GIVEN EXERCISE>
Leave out the pictures and transcribe everything else exactly.

SOURCE MATERIAL>
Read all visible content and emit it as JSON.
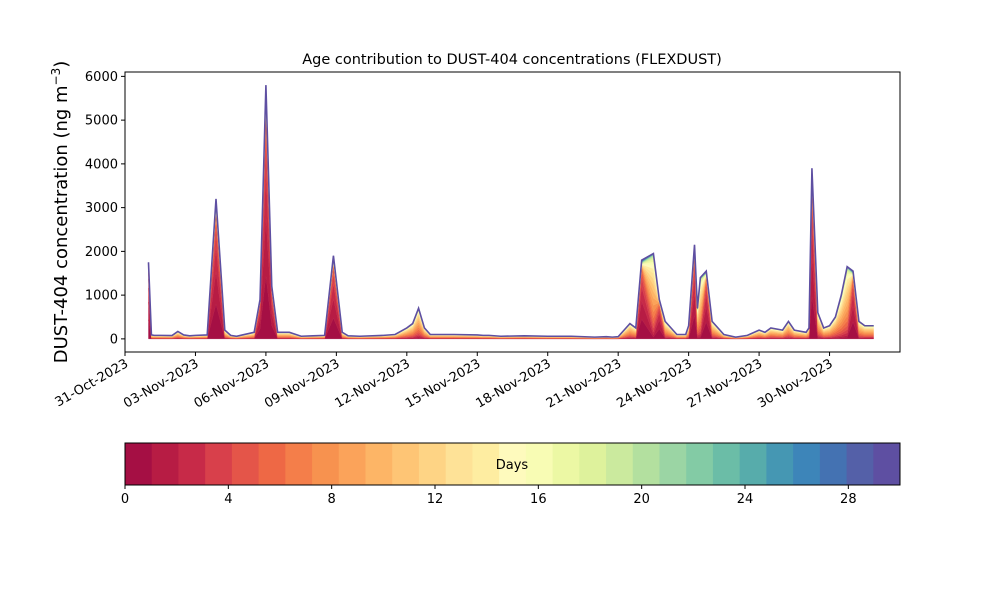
{
  "chart_data": {
    "type": "area",
    "title": "Age contribution to DUST-404 concentrations (FLEXDUST)",
    "xlabel": "",
    "ylabel": "DUST-404 concentration (ng m",
    "ylabel_sup": "−3",
    "ylabel_close": ")",
    "xlim": [
      "2023-10-31",
      "2023-12-03"
    ],
    "ylim": [
      -300,
      6100
    ],
    "x_ticks": [
      "31-Oct-2023",
      "03-Nov-2023",
      "06-Nov-2023",
      "09-Nov-2023",
      "12-Nov-2023",
      "15-Nov-2023",
      "18-Nov-2023",
      "21-Nov-2023",
      "24-Nov-2023",
      "27-Nov-2023",
      "30-Nov-2023"
    ],
    "y_ticks": [
      0,
      1000,
      2000,
      3000,
      4000,
      5000,
      6000
    ],
    "total_series": {
      "name": "",
      "x": [
        "2023-11-01 00:00",
        "2023-11-01 03:00",
        "2023-11-01 06:00",
        "2023-11-01 12:00",
        "2023-11-02 00:00",
        "2023-11-02 06:00",
        "2023-11-02 12:00",
        "2023-11-02 18:00",
        "2023-11-03 00:00",
        "2023-11-03 12:00",
        "2023-11-03 21:00",
        "2023-11-04 06:00",
        "2023-11-04 12:00",
        "2023-11-04 18:00",
        "2023-11-05 00:00",
        "2023-11-05 12:00",
        "2023-11-05 18:00",
        "2023-11-06 00:00",
        "2023-11-06 06:00",
        "2023-11-06 12:00",
        "2023-11-07 00:00",
        "2023-11-07 12:00",
        "2023-11-08 00:00",
        "2023-11-08 12:00",
        "2023-11-08 21:00",
        "2023-11-09 06:00",
        "2023-11-09 12:00",
        "2023-11-10 00:00",
        "2023-11-11 00:00",
        "2023-11-11 12:00",
        "2023-11-12 00:00",
        "2023-11-12 06:00",
        "2023-11-12 12:00",
        "2023-11-12 18:00",
        "2023-11-13 00:00",
        "2023-11-14 00:00",
        "2023-11-15 00:00",
        "2023-11-15 06:00",
        "2023-11-15 12:00",
        "2023-11-16 00:00",
        "2023-11-17 00:00",
        "2023-11-18 00:00",
        "2023-11-19 00:00",
        "2023-11-20 00:00",
        "2023-11-20 12:00",
        "2023-11-20 18:00",
        "2023-11-21 00:00",
        "2023-11-21 06:00",
        "2023-11-21 12:00",
        "2023-11-21 18:00",
        "2023-11-22 00:00",
        "2023-11-22 12:00",
        "2023-11-22 18:00",
        "2023-11-23 00:00",
        "2023-11-23 12:00",
        "2023-11-23 21:00",
        "2023-11-24 00:00",
        "2023-11-24 06:00",
        "2023-11-24 09:00",
        "2023-11-24 12:00",
        "2023-11-24 18:00",
        "2023-11-25 00:00",
        "2023-11-25 12:00",
        "2023-11-26 00:00",
        "2023-11-26 12:00",
        "2023-11-27 00:00",
        "2023-11-27 06:00",
        "2023-11-27 12:00",
        "2023-11-28 00:00",
        "2023-11-28 06:00",
        "2023-11-28 12:00",
        "2023-11-29 00:00",
        "2023-11-29 03:00",
        "2023-11-29 06:00",
        "2023-11-29 12:00",
        "2023-11-29 18:00",
        "2023-11-30 00:00",
        "2023-11-30 06:00",
        "2023-11-30 12:00",
        "2023-11-30 18:00",
        "2023-12-01 00:00",
        "2023-12-01 06:00",
        "2023-12-01 12:00",
        "2023-12-01 21:00"
      ],
      "y": [
        1750,
        90,
        80,
        80,
        75,
        170,
        90,
        70,
        80,
        90,
        3200,
        200,
        80,
        60,
        90,
        150,
        900,
        5800,
        1200,
        150,
        150,
        60,
        70,
        80,
        1900,
        150,
        70,
        60,
        80,
        100,
        250,
        350,
        700,
        250,
        100,
        100,
        90,
        80,
        80,
        60,
        70,
        60,
        60,
        40,
        50,
        40,
        50,
        200,
        350,
        250,
        1800,
        1950,
        900,
        400,
        100,
        100,
        300,
        2150,
        700,
        1400,
        1550,
        400,
        100,
        40,
        80,
        200,
        150,
        250,
        200,
        400,
        200,
        150,
        250,
        3900,
        600,
        250,
        300,
        500,
        1000,
        1650,
        1550,
        400,
        300,
        300
      ]
    },
    "age_bins_days": [
      0,
      30,
      1
    ],
    "colorbar": {
      "label": "Days",
      "ticks": [
        0,
        4,
        8,
        12,
        16,
        20,
        24,
        28
      ],
      "colors": [
        "#a50f44",
        "#b71c44",
        "#c72a48",
        "#d8404b",
        "#e45549",
        "#ee6845",
        "#f47e4a",
        "#f7924f",
        "#fba35a",
        "#fdb566",
        "#fec575",
        "#fed485",
        "#fee297",
        "#feeda1",
        "#fefabd",
        "#f8fcb4",
        "#ecf8a4",
        "#def29c",
        "#cbea9e",
        "#b3e09f",
        "#9bd5a4",
        "#83cba5",
        "#6bbda7",
        "#57acab",
        "#4597b3",
        "#3d85b9",
        "#4472b2",
        "#5460a8",
        "#5e4fa2"
      ]
    }
  }
}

EXERCISE OUTPUT>
Read all visible content and emit it as JSON.
{
  "chart_data": {
    "type": "area",
    "title": "Age contribution to DUST-404 concentrations (FLEXDUST)",
    "xlabel": "",
    "ylabel": "DUST-404 concentration (ng m",
    "ylabel_sup": "−3",
    "ylabel_close": ")",
    "xlim": [
      "2023-10-31",
      "2023-12-03"
    ],
    "ylim": [
      -300,
      6100
    ],
    "x_ticks": [
      "31-Oct-2023",
      "03-Nov-2023",
      "06-Nov-2023",
      "09-Nov-2023",
      "12-Nov-2023",
      "15-Nov-2023",
      "18-Nov-2023",
      "21-Nov-2023",
      "24-Nov-2023",
      "27-Nov-2023",
      "30-Nov-2023"
    ],
    "y_ticks": [
      0,
      1000,
      2000,
      3000,
      4000,
      5000,
      6000
    ],
    "total_series": {
      "name": "",
      "x": [
        "2023-11-01 00:00",
        "2023-11-01 03:00",
        "2023-11-01 06:00",
        "2023-11-01 12:00",
        "2023-11-02 00:00",
        "2023-11-02 06:00",
        "2023-11-02 12:00",
        "2023-11-02 18:00",
        "2023-11-03 00:00",
        "2023-11-03 12:00",
        "2023-11-03 21:00",
        "2023-11-04 06:00",
        "2023-11-04 12:00",
        "2023-11-04 18:00",
        "2023-11-05 00:00",
        "2023-11-05 12:00",
        "2023-11-05 18:00",
        "2023-11-06 00:00",
        "2023-11-06 06:00",
        "2023-11-06 12:00",
        "2023-11-07 00:00",
        "2023-11-07 12:00",
        "2023-11-08 00:00",
        "2023-11-08 12:00",
        "2023-11-08 21:00",
        "2023-11-09 06:00",
        "2023-11-09 12:00",
        "2023-11-10 00:00",
        "2023-11-11 00:00",
        "2023-11-11 12:00",
        "2023-11-12 00:00",
        "2023-11-12 06:00",
        "2023-11-12 12:00",
        "2023-11-12 18:00",
        "2023-11-13 00:00",
        "2023-11-14 00:00",
        "2023-11-15 00:00",
        "2023-11-15 06:00",
        "2023-11-15 12:00",
        "2023-11-16 00:00",
        "2023-11-17 00:00",
        "2023-11-18 00:00",
        "2023-11-19 00:00",
        "2023-11-20 00:00",
        "2023-11-20 12:00",
        "2023-11-20 18:00",
        "2023-11-21 00:00",
        "2023-11-21 06:00",
        "2023-11-21 12:00",
        "2023-11-21 18:00",
        "2023-11-22 00:00",
        "2023-11-22 12:00",
        "2023-11-22 18:00",
        "2023-11-23 00:00",
        "2023-11-23 12:00",
        "2023-11-23 21:00",
        "2023-11-24 00:00",
        "2023-11-24 06:00",
        "2023-11-24 09:00",
        "2023-11-24 12:00",
        "2023-11-24 18:00",
        "2023-11-25 00:00",
        "2023-11-25 12:00",
        "2023-11-26 00:00",
        "2023-11-26 12:00",
        "2023-11-27 00:00",
        "2023-11-27 06:00",
        "2023-11-27 12:00",
        "2023-11-28 00:00",
        "2023-11-28 06:00",
        "2023-11-28 12:00",
        "2023-11-29 00:00",
        "2023-11-29 03:00",
        "2023-11-29 06:00",
        "2023-11-29 12:00",
        "2023-11-29 18:00",
        "2023-11-30 00:00",
        "2023-11-30 06:00",
        "2023-11-30 12:00",
        "2023-11-30 18:00",
        "2023-12-01 00:00",
        "2023-12-01 06:00",
        "2023-12-01 12:00",
        "2023-12-01 21:00"
      ],
      "y": [
        1750,
        90,
        80,
        80,
        75,
        170,
        90,
        70,
        80,
        90,
        3200,
        200,
        80,
        60,
        90,
        150,
        900,
        5800,
        1200,
        150,
        150,
        60,
        70,
        80,
        1900,
        150,
        70,
        60,
        80,
        100,
        250,
        350,
        700,
        250,
        100,
        100,
        90,
        80,
        80,
        60,
        70,
        60,
        60,
        40,
        50,
        40,
        50,
        200,
        350,
        250,
        1800,
        1950,
        900,
        400,
        100,
        100,
        300,
        2150,
        700,
        1400,
        1550,
        400,
        100,
        40,
        80,
        200,
        150,
        250,
        200,
        400,
        200,
        150,
        250,
        3900,
        600,
        250,
        300,
        500,
        1000,
        1650,
        1550,
        400,
        300,
        300
      ]
    },
    "age_bins_days": [
      0,
      30,
      1
    ],
    "colorbar": {
      "label": "Days",
      "ticks": [
        0,
        4,
        8,
        12,
        16,
        20,
        24,
        28
      ],
      "colors": [
        "#a50f44",
        "#b71c44",
        "#c72a48",
        "#d8404b",
        "#e45549",
        "#ee6845",
        "#f47e4a",
        "#f7924f",
        "#fba35a",
        "#fdb566",
        "#fec575",
        "#fed485",
        "#fee297",
        "#feeda1",
        "#fefabd",
        "#f8fcb4",
        "#ecf8a4",
        "#def29c",
        "#cbea9e",
        "#b3e09f",
        "#9bd5a4",
        "#83cba5",
        "#6bbda7",
        "#57acab",
        "#4597b3",
        "#3d85b9",
        "#4472b2",
        "#5460a8",
        "#5e4fa2"
      ]
    }
  }
}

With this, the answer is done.